■ Stated exercise
Turn the entries below into a JSON list of strings, one string per line, with blank lines left out.

■ Provided data
++++++
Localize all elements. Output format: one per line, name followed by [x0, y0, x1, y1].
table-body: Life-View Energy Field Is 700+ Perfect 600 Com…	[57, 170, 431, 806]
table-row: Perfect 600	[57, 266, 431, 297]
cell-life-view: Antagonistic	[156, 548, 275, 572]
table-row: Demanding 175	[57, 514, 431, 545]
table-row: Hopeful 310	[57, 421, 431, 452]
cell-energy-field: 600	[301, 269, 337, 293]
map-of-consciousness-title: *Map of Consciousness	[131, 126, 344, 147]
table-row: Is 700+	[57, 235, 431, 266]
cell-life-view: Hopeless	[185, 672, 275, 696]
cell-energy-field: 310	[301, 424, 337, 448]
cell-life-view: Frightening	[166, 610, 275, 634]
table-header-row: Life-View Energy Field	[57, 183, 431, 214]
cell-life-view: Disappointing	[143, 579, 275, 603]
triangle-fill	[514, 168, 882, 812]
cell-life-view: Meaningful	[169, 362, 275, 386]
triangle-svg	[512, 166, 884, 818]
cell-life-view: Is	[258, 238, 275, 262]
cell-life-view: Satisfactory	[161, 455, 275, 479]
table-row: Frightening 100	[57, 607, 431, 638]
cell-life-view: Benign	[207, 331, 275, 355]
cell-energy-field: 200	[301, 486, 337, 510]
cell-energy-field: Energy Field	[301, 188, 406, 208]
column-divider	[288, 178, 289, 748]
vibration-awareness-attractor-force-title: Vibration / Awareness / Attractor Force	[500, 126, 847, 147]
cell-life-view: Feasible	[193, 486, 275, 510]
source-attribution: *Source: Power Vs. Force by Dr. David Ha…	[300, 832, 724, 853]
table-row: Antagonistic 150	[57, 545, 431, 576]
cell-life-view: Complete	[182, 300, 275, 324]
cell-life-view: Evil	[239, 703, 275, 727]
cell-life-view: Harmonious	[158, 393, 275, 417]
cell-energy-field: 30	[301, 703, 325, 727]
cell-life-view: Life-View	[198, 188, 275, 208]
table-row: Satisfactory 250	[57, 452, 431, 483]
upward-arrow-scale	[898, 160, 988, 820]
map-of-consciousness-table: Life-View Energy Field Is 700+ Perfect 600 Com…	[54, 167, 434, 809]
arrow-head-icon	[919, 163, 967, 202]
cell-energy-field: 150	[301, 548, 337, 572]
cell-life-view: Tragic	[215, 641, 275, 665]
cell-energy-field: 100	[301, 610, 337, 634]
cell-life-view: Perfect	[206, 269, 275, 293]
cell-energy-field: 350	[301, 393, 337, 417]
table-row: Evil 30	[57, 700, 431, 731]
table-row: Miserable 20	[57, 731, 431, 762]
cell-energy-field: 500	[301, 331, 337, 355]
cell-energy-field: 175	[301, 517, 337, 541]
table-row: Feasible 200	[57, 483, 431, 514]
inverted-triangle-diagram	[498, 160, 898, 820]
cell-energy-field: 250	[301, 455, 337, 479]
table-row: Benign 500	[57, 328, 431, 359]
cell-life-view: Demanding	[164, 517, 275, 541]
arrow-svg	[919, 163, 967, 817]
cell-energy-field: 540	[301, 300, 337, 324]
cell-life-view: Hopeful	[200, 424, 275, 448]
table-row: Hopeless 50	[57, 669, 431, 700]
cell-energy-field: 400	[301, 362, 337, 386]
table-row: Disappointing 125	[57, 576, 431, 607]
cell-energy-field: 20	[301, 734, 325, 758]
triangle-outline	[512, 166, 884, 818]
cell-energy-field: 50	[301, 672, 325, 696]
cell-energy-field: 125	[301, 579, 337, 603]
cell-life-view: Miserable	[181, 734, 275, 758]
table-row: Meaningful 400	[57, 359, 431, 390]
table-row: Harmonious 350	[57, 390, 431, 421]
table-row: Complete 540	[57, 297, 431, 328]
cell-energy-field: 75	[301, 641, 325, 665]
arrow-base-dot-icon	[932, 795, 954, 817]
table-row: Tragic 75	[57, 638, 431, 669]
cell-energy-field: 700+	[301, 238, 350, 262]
++++++
■ Solution
[
  "Localize all elements. Output format: one per line, name followed by [x0, y0, x1, y1].",
  "table-body: Life-View Energy Field Is 700+ Perfect 600 Com…\t[57, 170, 431, 806]",
  "table-row: Perfect 600\t[57, 266, 431, 297]",
  "cell-life-view: Antagonistic\t[156, 548, 275, 572]",
  "table-row: Demanding 175\t[57, 514, 431, 545]",
  "table-row: Hopeful 310\t[57, 421, 431, 452]",
  "cell-energy-field: 600\t[301, 269, 337, 293]",
  "map-of-consciousness-title: *Map of Consciousness\t[131, 126, 344, 147]",
  "table-row: Is 700+\t[57, 235, 431, 266]",
  "cell-life-view: Hopeless\t[185, 672, 275, 696]",
  "cell-energy-field: 310\t[301, 424, 337, 448]",
  "cell-life-view: Frightening\t[166, 610, 275, 634]",
  "table-header-row: Life-View Energy Field\t[57, 183, 431, 214]",
  "cell-life-view: Disappointing\t[143, 579, 275, 603]",
  "triangle-fill\t[514, 168, 882, 812]",
  "cell-life-view: Meaningful\t[169, 362, 275, 386]",
  "triangle-svg\t[512, 166, 884, 818]",
  "cell-life-view: Is\t[258, 238, 275, 262]",
  "cell-life-view: Satisfactory\t[161, 455, 275, 479]",
  "table-row: Frightening 100\t[57, 607, 431, 638]",
  "cell-life-view: Benign\t[207, 331, 275, 355]",
  "cell-energy-field: 200\t[301, 486, 337, 510]",
  "cell-energy-field: Energy Field\t[301, 188, 406, 208]",
  "column-divider\t[288, 178, 289, 748]",
  "vibration-awareness-attractor-force-title: Vibration / Awareness / Attractor Force\t[500, 126, 847, 147]",
  "cell-life-view: Feasible\t[193, 486, 275, 510]",
  "source-attribution: *Source: Power Vs. Force by Dr. David Ha…\t[300, 832, 724, 853]",
  "table-row: Antagonistic 150\t[57, 545, 431, 576]",
  "cell-life-view: Complete\t[182, 300, 275, 324]",
  "cell-life-view: Evil\t[239, 703, 275, 727]",
  "cell-life-view: Harmonious\t[158, 393, 275, 417]",
  "cell-energy-field: 30\t[301, 703, 325, 727]",
  "cell-life-view: Life-View\t[198, 188, 275, 208]",
  "table-row: Satisfactory 250\t[57, 452, 431, 483]",
  "upward-arrow-scale\t[898, 160, 988, 820]",
  "map-of-consciousness-table: Life-View Energy Field Is 700+ Perfect 600 Com…\t[54, 167, 434, 809]",
  "arrow-head-icon\t[919, 163, 967, 202]",
  "cell-energy-field: 150\t[301, 548, 337, 572]",
  "cell-life-view: Tragic\t[215, 641, 275, 665]",
  "cell-energy-field: 100\t[301, 610, 337, 634]",
  "cell-life-view: Perfect\t[206, 269, 275, 293]",
  "cell-energy-field: 350\t[301, 393, 337, 417]",
  "table-row: Evil 30\t[57, 700, 431, 731]",
  "table-row: Miserable 20\t[57, 731, 431, 762]",
  "cell-energy-field: 500\t[301, 331, 337, 355]",
  "cell-energy-field: 175\t[301, 517, 337, 541]",
  "table-row: Feasible 200\t[57, 483, 431, 514]",
  "inverted-triangle-diagram\t[498, 160, 898, 820]",
  "cell-energy-field: 250\t[301, 455, 337, 479]",
  "table-row: Benign 500\t[57, 328, 431, 359]",
  "cell-life-view: Demanding\t[164, 517, 275, 541]",
  "arrow-svg\t[919, 163, 967, 817]",
  "cell-energy-field: 540\t[301, 300, 337, 324]",
  "cell-life-view: Hopeful\t[200, 424, 275, 448]",
  "table-row: Hopeless 50\t[57, 669, 431, 700]",
  "cell-energy-field: 400\t[301, 362, 337, 386]",
  "table-row: Disappointing 125\t[57, 576, 431, 607]",
  "cell-energy-field: 20\t[301, 734, 325, 758]",
  "triangle-outline\t[512, 166, 884, 818]",
  "cell-energy-field: 50\t[301, 672, 325, 696]",
  "cell-energy-field: 125\t[301, 579, 337, 603]",
  "cell-life-view: Miserable\t[181, 734, 275, 758]",
  "table-row: Meaningful 400\t[57, 359, 431, 390]",
  "table-row: Harmonious 350\t[57, 390, 431, 421]",
  "table-row: Complete 540\t[57, 297, 431, 328]",
  "cell-energy-field: 75\t[301, 641, 325, 665]",
  "arrow-base-dot-icon\t[932, 795, 954, 817]",
  "table-row: Tragic 75\t[57, 638, 431, 669]",
  "cell-energy-field: 700+\t[301, 238, 350, 262]"
]